---------- INPUT DATA

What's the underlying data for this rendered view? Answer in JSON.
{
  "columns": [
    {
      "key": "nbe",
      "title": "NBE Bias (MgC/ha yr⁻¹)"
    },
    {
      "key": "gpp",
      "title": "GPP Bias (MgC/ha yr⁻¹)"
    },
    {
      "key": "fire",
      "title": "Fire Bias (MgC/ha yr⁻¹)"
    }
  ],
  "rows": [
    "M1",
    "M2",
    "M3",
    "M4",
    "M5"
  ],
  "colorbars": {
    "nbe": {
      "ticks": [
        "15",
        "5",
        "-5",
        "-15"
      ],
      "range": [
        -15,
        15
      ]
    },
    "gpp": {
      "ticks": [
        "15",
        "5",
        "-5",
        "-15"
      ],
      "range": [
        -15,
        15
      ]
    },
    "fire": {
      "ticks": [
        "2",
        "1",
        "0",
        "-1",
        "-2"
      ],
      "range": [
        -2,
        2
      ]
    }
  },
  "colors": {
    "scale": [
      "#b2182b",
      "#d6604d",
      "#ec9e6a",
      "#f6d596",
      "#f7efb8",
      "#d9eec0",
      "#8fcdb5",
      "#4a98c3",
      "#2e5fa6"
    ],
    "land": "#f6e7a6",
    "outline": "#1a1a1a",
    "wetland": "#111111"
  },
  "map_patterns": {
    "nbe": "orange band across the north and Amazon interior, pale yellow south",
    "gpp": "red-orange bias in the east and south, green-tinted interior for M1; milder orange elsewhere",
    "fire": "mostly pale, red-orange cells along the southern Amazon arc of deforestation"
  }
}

--------------------

Returned text must match every record word for word.

What's the underlying data for this rendered view? Answer in JSON.
{
  "columns": [
    {
      "key": "nbe",
      "title": "NBE Bias (MgC/ha yr⁻¹)"
    },
    {
      "key": "gpp",
      "title": "GPP Bias (MgC/ha yr⁻¹)"
    },
    {
      "key": "fire",
      "title": "Fire Bias (MgC/ha yr⁻¹)"
    }
  ],
  "rows": [
    "M1",
    "M2",
    "M3",
    "M4",
    "M5"
  ],
  "colorbars": {
    "nbe": {
      "ticks": [
        "15",
        "5",
        "-5",
        "-15"
      ],
      "range": [
        -15,
        15
      ]
    },
    "gpp": {
      "ticks": [
        "15",
        "5",
        "-5",
        "-15"
      ],
      "range": [
        -15,
        15
      ]
    },
    "fire": {
      "ticks": [
        "2",
        "1",
        "0",
        "-1",
        "-2"
      ],
      "range": [
        -2,
        2
      ]
    }
  },
  "colors": {
    "scale": [
      "#b2182b",
      "#d6604d",
      "#ec9e6a",
      "#f6d596",
      "#f7efb8",
      "#d9eec0",
      "#8fcdb5",
      "#4a98c3",
      "#2e5fa6"
    ],
    "land": "#f6e7a6",
    "outline": "#1a1a1a",
    "wetland": "#111111"
  },
  "map_patterns": {
    "nbe": "orange band across the north and Amazon interior, pale yellow south",
    "gpp": "red-orange bias in the east and south, green-tinted interior for M1; milder orange elsewhere",
    "fire": "mostly pale, red-orange cells along the southern Amazon arc of deforestation"
  }
}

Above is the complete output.